** start Provided records **

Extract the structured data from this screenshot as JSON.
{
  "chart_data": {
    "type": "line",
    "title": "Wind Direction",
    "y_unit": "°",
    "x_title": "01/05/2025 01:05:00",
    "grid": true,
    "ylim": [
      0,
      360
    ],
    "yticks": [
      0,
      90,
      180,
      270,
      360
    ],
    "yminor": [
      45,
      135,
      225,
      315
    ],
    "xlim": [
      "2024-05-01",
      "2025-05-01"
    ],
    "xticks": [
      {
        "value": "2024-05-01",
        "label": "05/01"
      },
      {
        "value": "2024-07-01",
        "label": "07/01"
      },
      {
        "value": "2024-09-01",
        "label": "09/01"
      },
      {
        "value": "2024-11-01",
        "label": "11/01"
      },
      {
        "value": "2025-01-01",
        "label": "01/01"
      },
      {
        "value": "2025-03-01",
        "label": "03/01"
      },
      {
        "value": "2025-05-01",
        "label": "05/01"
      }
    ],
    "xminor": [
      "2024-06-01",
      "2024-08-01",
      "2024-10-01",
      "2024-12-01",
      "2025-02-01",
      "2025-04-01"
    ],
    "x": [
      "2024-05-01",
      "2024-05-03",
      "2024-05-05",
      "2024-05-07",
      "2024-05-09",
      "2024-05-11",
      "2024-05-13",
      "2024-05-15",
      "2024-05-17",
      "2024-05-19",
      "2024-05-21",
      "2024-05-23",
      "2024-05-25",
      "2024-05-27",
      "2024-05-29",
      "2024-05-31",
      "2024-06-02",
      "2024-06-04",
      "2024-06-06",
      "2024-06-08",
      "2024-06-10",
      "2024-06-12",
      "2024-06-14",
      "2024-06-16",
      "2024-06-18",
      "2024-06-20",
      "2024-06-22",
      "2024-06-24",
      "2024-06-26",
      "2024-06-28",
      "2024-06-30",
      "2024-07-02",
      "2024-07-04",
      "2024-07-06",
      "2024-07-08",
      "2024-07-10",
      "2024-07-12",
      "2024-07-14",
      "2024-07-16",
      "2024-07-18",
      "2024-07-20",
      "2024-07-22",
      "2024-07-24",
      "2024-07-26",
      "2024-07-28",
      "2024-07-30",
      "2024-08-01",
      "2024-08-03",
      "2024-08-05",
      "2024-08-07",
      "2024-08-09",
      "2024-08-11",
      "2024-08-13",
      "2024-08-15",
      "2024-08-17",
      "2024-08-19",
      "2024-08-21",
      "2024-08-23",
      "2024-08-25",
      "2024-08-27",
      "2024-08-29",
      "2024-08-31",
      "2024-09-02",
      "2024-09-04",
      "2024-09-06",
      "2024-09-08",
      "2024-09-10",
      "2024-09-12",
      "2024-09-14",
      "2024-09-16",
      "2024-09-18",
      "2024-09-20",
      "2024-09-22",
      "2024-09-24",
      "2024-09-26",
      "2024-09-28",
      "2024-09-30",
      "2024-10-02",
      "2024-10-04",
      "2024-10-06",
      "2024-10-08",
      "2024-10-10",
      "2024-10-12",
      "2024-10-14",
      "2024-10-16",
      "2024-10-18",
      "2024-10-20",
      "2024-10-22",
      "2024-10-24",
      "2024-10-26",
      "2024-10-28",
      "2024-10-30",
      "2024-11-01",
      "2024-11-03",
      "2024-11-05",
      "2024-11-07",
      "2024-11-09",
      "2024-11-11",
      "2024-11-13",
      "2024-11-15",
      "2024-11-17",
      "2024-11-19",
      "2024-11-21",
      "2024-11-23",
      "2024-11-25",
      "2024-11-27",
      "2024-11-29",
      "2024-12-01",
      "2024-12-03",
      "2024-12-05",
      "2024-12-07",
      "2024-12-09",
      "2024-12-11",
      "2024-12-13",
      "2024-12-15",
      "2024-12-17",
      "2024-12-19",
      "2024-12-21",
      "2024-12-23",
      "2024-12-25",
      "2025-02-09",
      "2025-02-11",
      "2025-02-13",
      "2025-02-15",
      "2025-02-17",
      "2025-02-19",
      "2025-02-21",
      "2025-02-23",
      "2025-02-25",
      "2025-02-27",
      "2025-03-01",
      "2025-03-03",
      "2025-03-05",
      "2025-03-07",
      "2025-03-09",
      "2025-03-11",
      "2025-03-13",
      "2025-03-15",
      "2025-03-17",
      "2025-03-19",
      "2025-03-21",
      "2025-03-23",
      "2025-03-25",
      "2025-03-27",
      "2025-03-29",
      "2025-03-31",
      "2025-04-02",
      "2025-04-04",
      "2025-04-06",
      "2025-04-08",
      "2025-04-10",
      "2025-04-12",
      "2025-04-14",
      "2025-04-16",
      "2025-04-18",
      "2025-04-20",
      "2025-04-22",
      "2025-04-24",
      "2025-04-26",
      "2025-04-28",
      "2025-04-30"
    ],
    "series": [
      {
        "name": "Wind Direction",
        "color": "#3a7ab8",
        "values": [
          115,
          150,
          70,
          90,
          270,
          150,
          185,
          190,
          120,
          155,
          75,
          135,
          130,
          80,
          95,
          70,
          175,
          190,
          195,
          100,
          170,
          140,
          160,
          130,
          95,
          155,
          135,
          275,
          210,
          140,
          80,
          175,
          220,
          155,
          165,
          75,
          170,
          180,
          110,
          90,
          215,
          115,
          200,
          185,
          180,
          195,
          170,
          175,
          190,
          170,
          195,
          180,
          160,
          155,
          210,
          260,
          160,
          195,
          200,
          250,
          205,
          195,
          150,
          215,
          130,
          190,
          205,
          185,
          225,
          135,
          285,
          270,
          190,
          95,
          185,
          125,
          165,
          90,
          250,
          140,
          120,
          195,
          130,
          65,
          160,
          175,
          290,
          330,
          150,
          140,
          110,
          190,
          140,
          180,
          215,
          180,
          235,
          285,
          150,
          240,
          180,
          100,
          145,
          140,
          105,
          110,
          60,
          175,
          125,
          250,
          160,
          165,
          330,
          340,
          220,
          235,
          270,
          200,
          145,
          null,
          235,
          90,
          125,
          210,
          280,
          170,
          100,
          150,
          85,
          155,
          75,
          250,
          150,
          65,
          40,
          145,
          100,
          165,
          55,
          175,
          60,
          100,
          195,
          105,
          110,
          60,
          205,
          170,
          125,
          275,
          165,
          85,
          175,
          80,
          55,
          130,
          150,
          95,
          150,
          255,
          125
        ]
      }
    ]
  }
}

** end Provided records **

Task instructions:
Restate all of the entries exactly, please.

Exercise response:
Extract the structured data from this screenshot as JSON.
{
  "chart_data": {
    "type": "line",
    "title": "Wind Direction",
    "y_unit": "°",
    "x_title": "01/05/2025 01:05:00",
    "grid": true,
    "ylim": [
      0,
      360
    ],
    "yticks": [
      0,
      90,
      180,
      270,
      360
    ],
    "yminor": [
      45,
      135,
      225,
      315
    ],
    "xlim": [
      "2024-05-01",
      "2025-05-01"
    ],
    "xticks": [
      {
        "value": "2024-05-01",
        "label": "05/01"
      },
      {
        "value": "2024-07-01",
        "label": "07/01"
      },
      {
        "value": "2024-09-01",
        "label": "09/01"
      },
      {
        "value": "2024-11-01",
        "label": "11/01"
      },
      {
        "value": "2025-01-01",
        "label": "01/01"
      },
      {
        "value": "2025-03-01",
        "label": "03/01"
      },
      {
        "value": "2025-05-01",
        "label": "05/01"
      }
    ],
    "xminor": [
      "2024-06-01",
      "2024-08-01",
      "2024-10-01",
      "2024-12-01",
      "2025-02-01",
      "2025-04-01"
    ],
    "x": [
      "2024-05-01",
      "2024-05-03",
      "2024-05-05",
      "2024-05-07",
      "2024-05-09",
      "2024-05-11",
      "2024-05-13",
      "2024-05-15",
      "2024-05-17",
      "2024-05-19",
      "2024-05-21",
      "2024-05-23",
      "2024-05-25",
      "2024-05-27",
      "2024-05-29",
      "2024-05-31",
      "2024-06-02",
      "2024-06-04",
      "2024-06-06",
      "2024-06-08",
      "2024-06-10",
      "2024-06-12",
      "2024-06-14",
      "2024-06-16",
      "2024-06-18",
      "2024-06-20",
      "2024-06-22",
      "2024-06-24",
      "2024-06-26",
      "2024-06-28",
      "2024-06-30",
      "2024-07-02",
      "2024-07-04",
      "2024-07-06",
      "2024-07-08",
      "2024-07-10",
      "2024-07-12",
      "2024-07-14",
      "2024-07-16",
      "2024-07-18",
      "2024-07-20",
      "2024-07-22",
      "2024-07-24",
      "2024-07-26",
      "2024-07-28",
      "2024-07-30",
      "2024-08-01",
      "2024-08-03",
      "2024-08-05",
      "2024-08-07",
      "2024-08-09",
      "2024-08-11",
      "2024-08-13",
      "2024-08-15",
      "2024-08-17",
      "2024-08-19",
      "2024-08-21",
      "2024-08-23",
      "2024-08-25",
      "2024-08-27",
      "2024-08-29",
      "2024-08-31",
      "2024-09-02",
      "2024-09-04",
      "2024-09-06",
      "2024-09-08",
      "2024-09-10",
      "2024-09-12",
      "2024-09-14",
      "2024-09-16",
      "2024-09-18",
      "2024-09-20",
      "2024-09-22",
      "2024-09-24",
      "2024-09-26",
      "2024-09-28",
      "2024-09-30",
      "2024-10-02",
      "2024-10-04",
      "2024-10-06",
      "2024-10-08",
      "2024-10-10",
      "2024-10-12",
      "2024-10-14",
      "2024-10-16",
      "2024-10-18",
      "2024-10-20",
      "2024-10-22",
      "2024-10-24",
      "2024-10-26",
      "2024-10-28",
      "2024-10-30",
      "2024-11-01",
      "2024-11-03",
      "2024-11-05",
      "2024-11-07",
      "2024-11-09",
      "2024-11-11",
      "2024-11-13",
      "2024-11-15",
      "2024-11-17",
      "2024-11-19",
      "2024-11-21",
      "2024-11-23",
      "2024-11-25",
      "2024-11-27",
      "2024-11-29",
      "2024-12-01",
      "2024-12-03",
      "2024-12-05",
      "2024-12-07",
      "2024-12-09",
      "2024-12-11",
      "2024-12-13",
      "2024-12-15",
      "2024-12-17",
      "2024-12-19",
      "2024-12-21",
      "2024-12-23",
      "2024-12-25",
      "2025-02-09",
      "2025-02-11",
      "2025-02-13",
      "2025-02-15",
      "2025-02-17",
      "2025-02-19",
      "2025-02-21",
      "2025-02-23",
      "2025-02-25",
      "2025-02-27",
      "2025-03-01",
      "2025-03-03",
      "2025-03-05",
      "2025-03-07",
      "2025-03-09",
      "2025-03-11",
      "2025-03-13",
      "2025-03-15",
      "2025-03-17",
      "2025-03-19",
      "2025-03-21",
      "2025-03-23",
      "2025-03-25",
      "2025-03-27",
      "2025-03-29",
      "2025-03-31",
      "2025-04-02",
      "2025-04-04",
      "2025-04-06",
      "2025-04-08",
      "2025-04-10",
      "2025-04-12",
      "2025-04-14",
      "2025-04-16",
      "2025-04-18",
      "2025-04-20",
      "2025-04-22",
      "2025-04-24",
      "2025-04-26",
      "2025-04-28",
      "2025-04-30"
    ],
    "series": [
      {
        "name": "Wind Direction",
        "color": "#3a7ab8",
        "values": [
          115,
          150,
          70,
          90,
          270,
          150,
          185,
          190,
          120,
          155,
          75,
          135,
          130,
          80,
          95,
          70,
          175,
          190,
          195,
          100,
          170,
          140,
          160,
          130,
          95,
          155,
          135,
          275,
          210,
          140,
          80,
          175,
          220,
          155,
          165,
          75,
          170,
          180,
          110,
          90,
          215,
          115,
          200,
          185,
          180,
          195,
          170,
          175,
          190,
          170,
          195,
          180,
          160,
          155,
          210,
          260,
          160,
          195,
          200,
          250,
          205,
          195,
          150,
          215,
          130,
          190,
          205,
          185,
          225,
          135,
          285,
          270,
          190,
          95,
          185,
          125,
          165,
          90,
          250,
          140,
          120,
          195,
          130,
          65,
          160,
          175,
          290,
          330,
          150,
          140,
          110,
          190,
          140,
          180,
          215,
          180,
          235,
          285,
          150,
          240,
          180,
          100,
          145,
          140,
          105,
          110,
          60,
          175,
          125,
          250,
          160,
          165,
          330,
          340,
          220,
          235,
          270,
          200,
          145,
          null,
          235,
          90,
          125,
          210,
          280,
          170,
          100,
          150,
          85,
          155,
          75,
          250,
          150,
          65,
          40,
          145,
          100,
          165,
          55,
          175,
          60,
          100,
          195,
          105,
          110,
          60,
          205,
          170,
          125,
          275,
          165,
          85,
          175,
          80,
          55,
          130,
          150,
          95,
          150,
          255,
          125
        ]
      }
    ]
  }
}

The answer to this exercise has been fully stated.